> [Problem to work on] From the listing below, pull each line that includes "name".
┌──
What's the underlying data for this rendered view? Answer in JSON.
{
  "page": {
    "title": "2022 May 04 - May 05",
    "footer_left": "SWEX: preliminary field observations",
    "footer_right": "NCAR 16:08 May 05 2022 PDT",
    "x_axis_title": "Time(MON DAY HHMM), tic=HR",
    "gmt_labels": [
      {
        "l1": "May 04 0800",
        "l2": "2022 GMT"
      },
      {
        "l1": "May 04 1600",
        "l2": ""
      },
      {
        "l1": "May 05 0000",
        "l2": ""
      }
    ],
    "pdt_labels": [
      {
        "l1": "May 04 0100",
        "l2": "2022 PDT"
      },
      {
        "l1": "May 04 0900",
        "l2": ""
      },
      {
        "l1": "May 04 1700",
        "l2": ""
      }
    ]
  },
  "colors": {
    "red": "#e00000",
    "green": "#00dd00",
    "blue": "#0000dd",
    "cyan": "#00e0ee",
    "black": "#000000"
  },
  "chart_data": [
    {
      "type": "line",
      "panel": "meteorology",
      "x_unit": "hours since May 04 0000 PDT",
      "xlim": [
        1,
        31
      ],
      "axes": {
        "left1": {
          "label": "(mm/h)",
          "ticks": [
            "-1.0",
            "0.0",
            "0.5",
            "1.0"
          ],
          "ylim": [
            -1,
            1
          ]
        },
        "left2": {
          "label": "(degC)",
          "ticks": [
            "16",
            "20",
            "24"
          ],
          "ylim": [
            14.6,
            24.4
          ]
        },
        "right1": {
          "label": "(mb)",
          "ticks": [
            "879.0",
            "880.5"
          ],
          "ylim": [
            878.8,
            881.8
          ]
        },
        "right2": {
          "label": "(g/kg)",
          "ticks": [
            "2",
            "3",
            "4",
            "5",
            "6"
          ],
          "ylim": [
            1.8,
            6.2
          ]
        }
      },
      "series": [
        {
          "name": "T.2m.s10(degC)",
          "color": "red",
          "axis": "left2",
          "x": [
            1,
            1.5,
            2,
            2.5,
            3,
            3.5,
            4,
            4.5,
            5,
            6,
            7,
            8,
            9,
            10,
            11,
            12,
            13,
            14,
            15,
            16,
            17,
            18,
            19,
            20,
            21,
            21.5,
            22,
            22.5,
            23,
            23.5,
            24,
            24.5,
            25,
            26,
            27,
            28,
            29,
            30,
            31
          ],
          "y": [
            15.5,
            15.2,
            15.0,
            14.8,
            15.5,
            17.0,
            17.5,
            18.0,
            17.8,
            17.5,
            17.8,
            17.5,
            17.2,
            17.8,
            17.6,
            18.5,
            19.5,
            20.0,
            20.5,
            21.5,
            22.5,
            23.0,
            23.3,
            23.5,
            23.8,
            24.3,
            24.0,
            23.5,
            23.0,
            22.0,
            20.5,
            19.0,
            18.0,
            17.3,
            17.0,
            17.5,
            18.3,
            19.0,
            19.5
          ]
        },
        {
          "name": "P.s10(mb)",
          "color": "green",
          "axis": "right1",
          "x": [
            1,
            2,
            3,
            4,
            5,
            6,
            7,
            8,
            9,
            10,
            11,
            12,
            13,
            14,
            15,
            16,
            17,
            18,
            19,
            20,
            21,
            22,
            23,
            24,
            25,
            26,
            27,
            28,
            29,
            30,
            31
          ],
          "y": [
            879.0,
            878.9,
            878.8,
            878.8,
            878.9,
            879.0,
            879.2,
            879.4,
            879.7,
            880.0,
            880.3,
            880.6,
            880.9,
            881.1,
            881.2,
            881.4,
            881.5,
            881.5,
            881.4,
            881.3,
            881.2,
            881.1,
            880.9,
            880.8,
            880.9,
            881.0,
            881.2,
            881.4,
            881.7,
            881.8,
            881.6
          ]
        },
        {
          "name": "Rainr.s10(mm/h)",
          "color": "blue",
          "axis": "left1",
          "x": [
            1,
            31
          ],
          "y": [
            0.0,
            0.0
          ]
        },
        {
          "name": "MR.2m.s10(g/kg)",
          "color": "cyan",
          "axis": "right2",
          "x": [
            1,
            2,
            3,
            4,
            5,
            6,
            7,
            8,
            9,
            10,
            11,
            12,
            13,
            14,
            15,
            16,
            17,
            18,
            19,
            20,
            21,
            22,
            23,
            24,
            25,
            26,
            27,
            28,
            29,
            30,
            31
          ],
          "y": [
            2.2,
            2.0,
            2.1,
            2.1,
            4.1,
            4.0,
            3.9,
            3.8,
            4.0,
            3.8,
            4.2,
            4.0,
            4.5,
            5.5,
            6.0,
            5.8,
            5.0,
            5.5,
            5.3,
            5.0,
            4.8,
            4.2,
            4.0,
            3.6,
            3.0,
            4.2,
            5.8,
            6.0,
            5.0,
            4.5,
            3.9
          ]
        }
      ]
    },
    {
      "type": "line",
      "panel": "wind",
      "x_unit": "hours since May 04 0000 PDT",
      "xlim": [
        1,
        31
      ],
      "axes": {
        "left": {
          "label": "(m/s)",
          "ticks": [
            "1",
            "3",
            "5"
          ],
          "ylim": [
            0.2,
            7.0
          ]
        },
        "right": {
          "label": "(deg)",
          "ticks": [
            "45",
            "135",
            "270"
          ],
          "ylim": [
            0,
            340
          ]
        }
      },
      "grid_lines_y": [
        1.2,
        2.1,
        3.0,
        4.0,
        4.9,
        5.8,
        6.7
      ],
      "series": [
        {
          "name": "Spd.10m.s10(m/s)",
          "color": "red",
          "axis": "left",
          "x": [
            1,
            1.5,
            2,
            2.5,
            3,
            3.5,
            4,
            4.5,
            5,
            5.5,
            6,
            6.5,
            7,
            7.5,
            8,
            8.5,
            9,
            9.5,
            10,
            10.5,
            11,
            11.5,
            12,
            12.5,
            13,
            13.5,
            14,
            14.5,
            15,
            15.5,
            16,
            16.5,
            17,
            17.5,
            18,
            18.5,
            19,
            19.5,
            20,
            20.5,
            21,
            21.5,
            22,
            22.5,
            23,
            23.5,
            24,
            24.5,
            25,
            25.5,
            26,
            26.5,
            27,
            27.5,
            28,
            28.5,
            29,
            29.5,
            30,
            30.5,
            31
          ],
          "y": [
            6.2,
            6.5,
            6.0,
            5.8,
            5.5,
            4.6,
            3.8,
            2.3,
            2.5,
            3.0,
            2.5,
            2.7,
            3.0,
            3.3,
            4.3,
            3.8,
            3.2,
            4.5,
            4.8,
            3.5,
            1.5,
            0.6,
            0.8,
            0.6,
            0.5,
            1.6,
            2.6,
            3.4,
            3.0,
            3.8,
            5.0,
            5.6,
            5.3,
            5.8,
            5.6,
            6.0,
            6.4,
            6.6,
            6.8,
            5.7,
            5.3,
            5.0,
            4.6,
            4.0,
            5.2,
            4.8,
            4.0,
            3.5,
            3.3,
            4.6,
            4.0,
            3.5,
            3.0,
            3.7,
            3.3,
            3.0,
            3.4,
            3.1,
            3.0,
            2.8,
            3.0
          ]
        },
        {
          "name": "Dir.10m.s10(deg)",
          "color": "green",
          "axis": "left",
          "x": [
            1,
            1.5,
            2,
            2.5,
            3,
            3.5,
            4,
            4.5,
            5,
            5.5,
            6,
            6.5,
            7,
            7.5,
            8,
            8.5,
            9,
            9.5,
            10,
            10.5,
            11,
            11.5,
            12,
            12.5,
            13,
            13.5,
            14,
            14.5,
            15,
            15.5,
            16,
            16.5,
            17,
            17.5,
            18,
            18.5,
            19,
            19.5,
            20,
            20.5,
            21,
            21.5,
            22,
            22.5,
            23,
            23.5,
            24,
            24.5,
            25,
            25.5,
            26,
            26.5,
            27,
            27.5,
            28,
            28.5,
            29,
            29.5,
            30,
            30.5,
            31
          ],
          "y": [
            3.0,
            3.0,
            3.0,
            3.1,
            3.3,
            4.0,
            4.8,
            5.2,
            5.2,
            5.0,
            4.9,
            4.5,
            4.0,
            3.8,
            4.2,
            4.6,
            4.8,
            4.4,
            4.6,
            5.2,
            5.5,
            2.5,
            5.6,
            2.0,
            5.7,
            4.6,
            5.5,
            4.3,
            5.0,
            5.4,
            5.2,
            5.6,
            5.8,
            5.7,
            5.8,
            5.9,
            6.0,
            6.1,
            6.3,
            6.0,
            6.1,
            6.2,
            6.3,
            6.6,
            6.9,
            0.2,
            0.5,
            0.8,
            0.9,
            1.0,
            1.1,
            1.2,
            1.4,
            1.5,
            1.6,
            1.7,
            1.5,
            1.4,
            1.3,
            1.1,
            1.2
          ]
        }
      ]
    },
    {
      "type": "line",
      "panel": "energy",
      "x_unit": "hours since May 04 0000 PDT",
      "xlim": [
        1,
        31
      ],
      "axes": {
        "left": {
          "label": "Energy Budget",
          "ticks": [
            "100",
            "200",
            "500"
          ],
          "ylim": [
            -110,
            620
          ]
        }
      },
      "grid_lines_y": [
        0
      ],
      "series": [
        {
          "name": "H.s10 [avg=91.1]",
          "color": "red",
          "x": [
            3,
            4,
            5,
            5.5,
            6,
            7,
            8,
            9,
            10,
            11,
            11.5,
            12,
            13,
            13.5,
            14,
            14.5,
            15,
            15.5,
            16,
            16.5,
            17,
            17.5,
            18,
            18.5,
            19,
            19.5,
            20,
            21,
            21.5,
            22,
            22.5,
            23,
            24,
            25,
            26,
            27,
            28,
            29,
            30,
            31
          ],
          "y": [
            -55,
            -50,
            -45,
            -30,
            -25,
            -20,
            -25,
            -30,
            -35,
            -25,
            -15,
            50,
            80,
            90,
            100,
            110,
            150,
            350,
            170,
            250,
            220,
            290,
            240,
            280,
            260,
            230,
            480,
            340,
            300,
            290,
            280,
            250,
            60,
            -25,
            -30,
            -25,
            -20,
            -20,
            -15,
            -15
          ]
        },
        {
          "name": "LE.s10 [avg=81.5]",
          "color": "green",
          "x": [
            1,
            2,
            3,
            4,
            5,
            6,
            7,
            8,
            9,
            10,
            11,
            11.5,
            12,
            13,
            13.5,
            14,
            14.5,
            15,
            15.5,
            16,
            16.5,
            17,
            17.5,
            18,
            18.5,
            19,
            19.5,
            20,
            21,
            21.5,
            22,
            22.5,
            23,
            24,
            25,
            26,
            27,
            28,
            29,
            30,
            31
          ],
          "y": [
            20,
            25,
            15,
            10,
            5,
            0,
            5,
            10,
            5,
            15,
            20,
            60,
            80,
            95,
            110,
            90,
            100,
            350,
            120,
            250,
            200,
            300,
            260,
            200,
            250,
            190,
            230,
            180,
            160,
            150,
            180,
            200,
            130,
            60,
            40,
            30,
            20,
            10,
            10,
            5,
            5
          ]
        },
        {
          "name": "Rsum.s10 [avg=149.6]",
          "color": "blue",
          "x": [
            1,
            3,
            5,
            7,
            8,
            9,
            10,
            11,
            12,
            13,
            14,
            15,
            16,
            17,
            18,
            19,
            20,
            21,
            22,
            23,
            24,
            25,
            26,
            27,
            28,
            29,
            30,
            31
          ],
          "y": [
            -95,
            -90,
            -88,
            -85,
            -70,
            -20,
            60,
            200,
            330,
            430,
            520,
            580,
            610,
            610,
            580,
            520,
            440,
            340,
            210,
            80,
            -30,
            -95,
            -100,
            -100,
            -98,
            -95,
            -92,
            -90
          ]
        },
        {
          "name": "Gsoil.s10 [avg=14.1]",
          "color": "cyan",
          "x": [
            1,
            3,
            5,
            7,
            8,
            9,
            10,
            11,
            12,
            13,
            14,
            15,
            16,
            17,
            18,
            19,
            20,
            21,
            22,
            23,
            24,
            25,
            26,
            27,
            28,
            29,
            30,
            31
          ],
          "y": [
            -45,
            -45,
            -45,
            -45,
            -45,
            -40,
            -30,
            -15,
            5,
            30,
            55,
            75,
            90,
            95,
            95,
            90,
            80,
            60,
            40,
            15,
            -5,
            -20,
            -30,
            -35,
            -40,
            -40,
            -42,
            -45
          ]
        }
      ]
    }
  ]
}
└──
> [Result of this task]
          "name": "T.2m.s10(degC)",
          "name": "P.s10(mb)",
          "name": "Rainr.s10(mm/h)",
          "name": "MR.2m.s10(g/kg)",
          "name": "Spd.10m.s10(m/s)",
          "name": "Dir.10m.s10(deg)",
          "name": "H.s10 [avg=91.1]",
          "name": "LE.s10 [avg=81.5]",
          "name": "Rsum.s10 [avg=149.6]",
          "name": "Gsoil.s10 [avg=14.1]",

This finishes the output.